▶ Collected data entries:
★ ★ ★ ★ ★
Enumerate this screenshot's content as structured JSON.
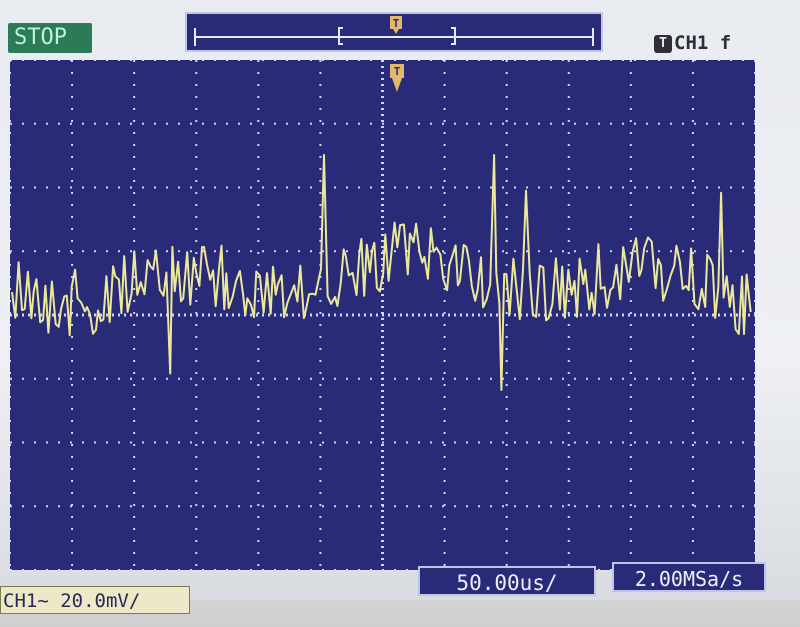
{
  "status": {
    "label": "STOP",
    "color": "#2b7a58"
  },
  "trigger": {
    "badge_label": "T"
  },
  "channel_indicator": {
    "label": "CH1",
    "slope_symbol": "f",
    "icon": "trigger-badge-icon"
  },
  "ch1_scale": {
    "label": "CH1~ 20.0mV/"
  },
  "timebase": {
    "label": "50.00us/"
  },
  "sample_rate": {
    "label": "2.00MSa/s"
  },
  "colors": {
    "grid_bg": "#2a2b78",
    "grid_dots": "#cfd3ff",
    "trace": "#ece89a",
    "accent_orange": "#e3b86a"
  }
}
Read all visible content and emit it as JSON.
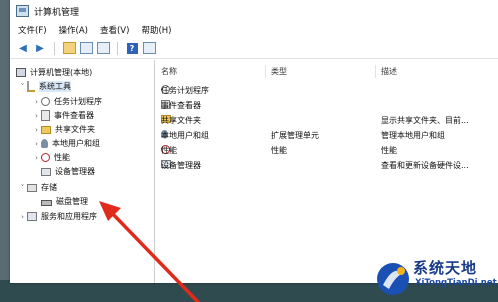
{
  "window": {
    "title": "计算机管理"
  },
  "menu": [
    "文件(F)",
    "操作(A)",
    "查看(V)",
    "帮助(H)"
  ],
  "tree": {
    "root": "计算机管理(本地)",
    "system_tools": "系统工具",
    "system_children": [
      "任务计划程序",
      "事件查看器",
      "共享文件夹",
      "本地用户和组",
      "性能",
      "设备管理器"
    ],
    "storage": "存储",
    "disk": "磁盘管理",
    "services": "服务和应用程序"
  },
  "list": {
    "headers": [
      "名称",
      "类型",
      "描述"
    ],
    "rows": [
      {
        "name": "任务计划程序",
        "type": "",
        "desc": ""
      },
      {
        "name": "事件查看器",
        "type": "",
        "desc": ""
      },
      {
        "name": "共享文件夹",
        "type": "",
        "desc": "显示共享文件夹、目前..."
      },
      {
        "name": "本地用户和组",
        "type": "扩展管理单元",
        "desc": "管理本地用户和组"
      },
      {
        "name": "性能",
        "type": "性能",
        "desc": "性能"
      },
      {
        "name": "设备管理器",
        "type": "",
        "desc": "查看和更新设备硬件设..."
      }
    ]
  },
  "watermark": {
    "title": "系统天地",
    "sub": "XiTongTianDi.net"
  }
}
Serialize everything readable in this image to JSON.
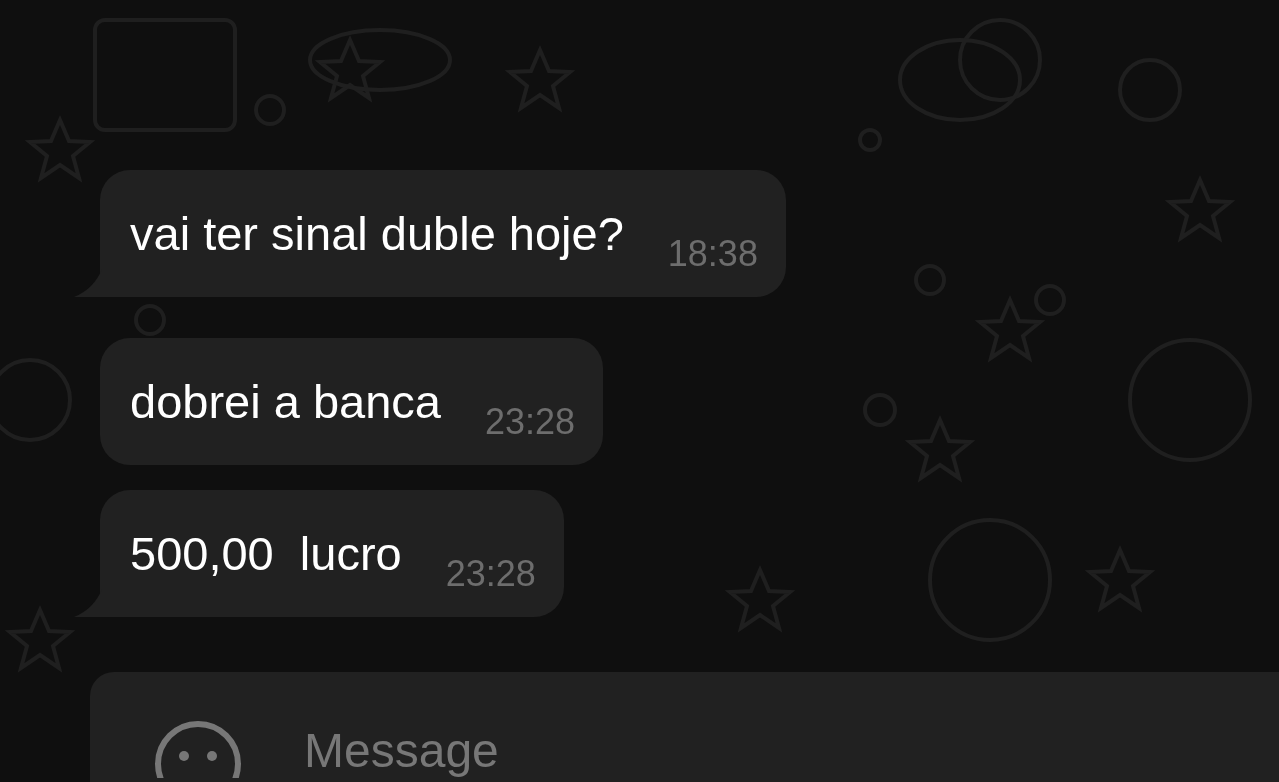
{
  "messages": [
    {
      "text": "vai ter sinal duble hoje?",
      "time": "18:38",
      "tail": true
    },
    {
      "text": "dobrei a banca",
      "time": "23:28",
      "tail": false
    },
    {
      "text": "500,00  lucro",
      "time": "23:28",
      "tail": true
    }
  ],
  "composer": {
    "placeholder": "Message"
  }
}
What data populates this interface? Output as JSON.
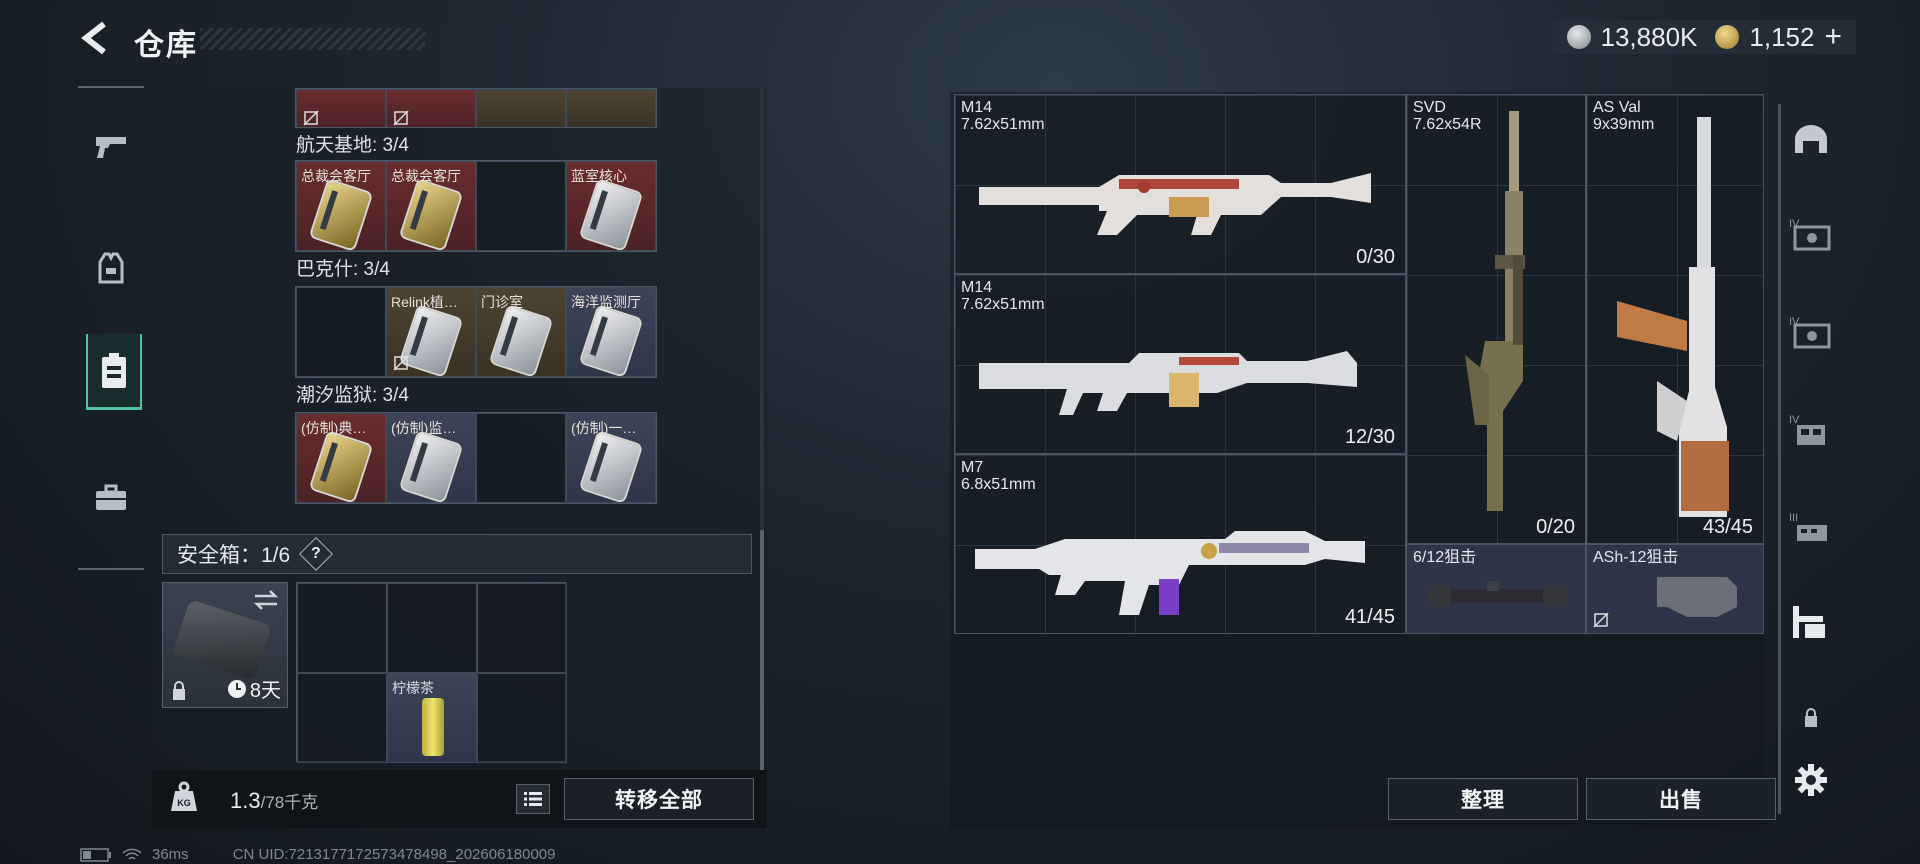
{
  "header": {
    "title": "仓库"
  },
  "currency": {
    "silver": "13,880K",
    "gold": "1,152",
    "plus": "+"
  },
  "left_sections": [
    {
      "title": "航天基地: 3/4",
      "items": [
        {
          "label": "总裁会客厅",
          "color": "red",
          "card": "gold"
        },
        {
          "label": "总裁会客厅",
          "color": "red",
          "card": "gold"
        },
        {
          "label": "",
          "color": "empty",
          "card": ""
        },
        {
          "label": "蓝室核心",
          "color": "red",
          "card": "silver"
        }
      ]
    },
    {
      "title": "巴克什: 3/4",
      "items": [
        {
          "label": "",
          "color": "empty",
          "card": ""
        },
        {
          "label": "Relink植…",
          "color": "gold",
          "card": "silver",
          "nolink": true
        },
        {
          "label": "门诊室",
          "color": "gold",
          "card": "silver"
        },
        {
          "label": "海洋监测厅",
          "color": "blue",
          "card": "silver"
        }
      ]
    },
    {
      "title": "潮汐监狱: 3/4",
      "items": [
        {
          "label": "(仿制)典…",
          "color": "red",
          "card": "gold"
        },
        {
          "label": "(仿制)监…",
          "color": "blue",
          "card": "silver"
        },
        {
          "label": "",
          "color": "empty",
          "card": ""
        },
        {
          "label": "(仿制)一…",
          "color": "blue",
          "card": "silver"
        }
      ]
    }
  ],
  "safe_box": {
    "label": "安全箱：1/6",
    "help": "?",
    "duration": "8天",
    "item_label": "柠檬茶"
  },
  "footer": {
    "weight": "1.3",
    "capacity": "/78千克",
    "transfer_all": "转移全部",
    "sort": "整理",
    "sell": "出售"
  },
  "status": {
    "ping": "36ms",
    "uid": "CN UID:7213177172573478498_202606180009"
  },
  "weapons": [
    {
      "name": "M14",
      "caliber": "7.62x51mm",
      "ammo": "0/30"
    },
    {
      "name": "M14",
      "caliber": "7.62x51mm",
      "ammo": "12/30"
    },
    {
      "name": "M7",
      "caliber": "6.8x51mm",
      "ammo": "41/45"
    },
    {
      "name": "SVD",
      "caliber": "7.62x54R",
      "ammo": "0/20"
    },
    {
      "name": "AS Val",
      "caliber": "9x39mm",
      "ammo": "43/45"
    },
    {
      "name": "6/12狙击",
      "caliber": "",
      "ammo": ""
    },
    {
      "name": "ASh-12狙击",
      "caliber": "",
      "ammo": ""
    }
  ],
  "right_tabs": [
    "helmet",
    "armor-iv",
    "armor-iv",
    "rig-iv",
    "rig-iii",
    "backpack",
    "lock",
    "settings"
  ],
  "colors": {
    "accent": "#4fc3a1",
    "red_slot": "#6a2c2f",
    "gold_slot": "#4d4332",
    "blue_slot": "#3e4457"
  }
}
★ ★ ★ ★ ★
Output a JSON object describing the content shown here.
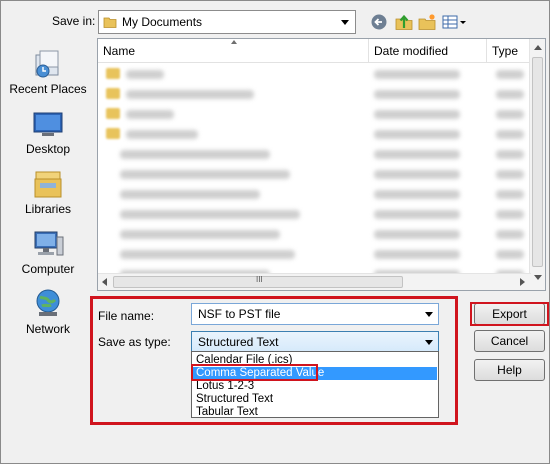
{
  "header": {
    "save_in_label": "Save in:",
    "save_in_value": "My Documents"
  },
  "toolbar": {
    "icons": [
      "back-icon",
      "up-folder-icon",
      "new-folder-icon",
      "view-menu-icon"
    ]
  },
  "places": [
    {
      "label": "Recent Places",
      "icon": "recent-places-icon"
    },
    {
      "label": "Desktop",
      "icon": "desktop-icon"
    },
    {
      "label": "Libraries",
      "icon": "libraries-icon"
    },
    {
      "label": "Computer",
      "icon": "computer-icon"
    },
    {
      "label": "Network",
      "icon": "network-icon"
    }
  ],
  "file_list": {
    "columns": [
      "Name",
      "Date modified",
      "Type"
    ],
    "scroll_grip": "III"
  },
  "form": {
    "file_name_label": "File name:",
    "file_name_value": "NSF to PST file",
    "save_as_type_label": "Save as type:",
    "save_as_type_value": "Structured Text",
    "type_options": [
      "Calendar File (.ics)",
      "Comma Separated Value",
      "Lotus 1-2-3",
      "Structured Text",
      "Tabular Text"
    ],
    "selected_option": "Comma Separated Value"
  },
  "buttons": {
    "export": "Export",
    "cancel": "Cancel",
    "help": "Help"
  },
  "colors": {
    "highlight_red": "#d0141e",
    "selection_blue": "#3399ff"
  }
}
★ ★ ★ ★ ★
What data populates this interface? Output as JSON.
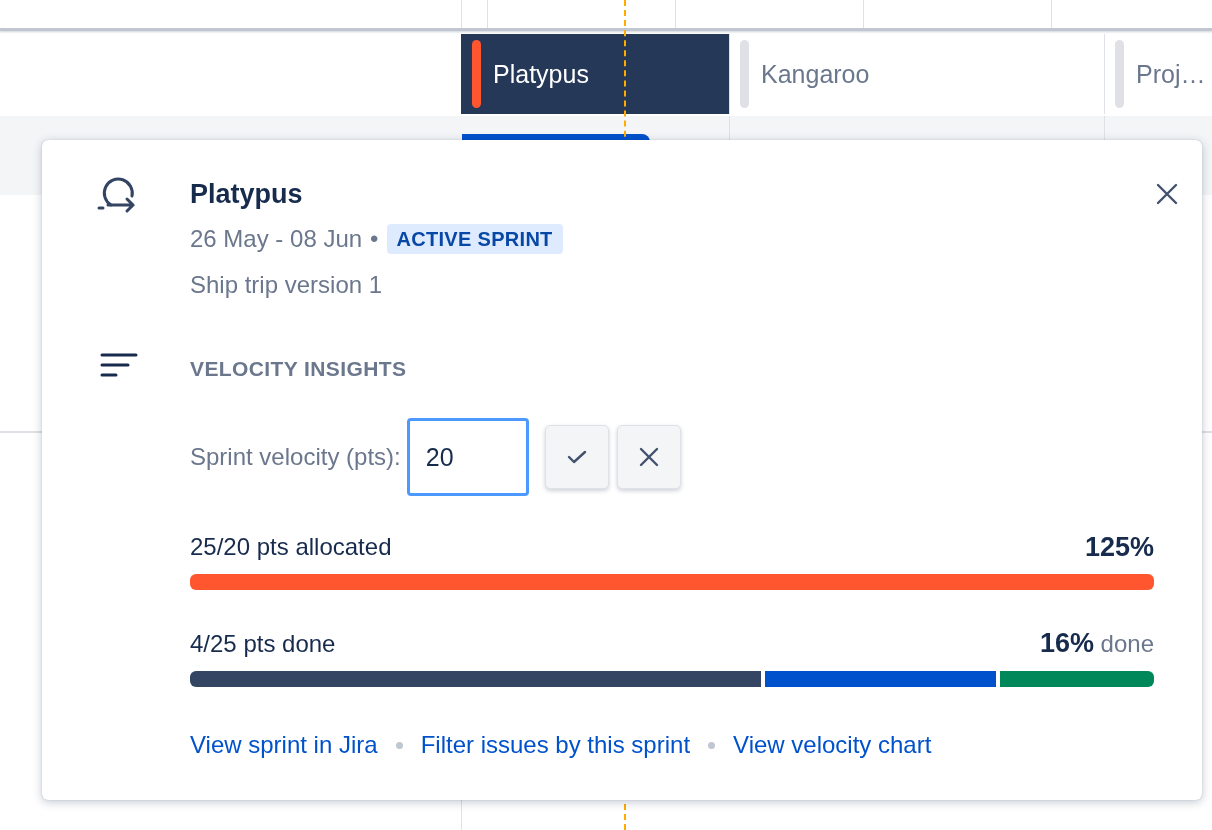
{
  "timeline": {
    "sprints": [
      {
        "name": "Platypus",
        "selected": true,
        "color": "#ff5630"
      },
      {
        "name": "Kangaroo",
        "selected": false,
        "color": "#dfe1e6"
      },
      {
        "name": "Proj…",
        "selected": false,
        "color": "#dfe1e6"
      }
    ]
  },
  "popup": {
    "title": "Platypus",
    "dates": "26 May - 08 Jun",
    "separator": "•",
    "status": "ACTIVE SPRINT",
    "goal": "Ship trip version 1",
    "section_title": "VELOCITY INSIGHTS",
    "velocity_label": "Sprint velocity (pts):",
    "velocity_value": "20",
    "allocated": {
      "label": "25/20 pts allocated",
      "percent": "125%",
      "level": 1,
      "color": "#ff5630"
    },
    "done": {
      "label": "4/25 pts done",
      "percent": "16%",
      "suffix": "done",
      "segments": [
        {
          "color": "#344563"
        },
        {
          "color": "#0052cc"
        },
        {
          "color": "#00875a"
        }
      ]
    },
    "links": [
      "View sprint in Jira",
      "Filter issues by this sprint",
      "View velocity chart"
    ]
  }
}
★ ★ ★ ★ ★
▶ The problem:
Tally the lines above that contain the word "Separated", and reply with only the number.

▶ Result for this task:
2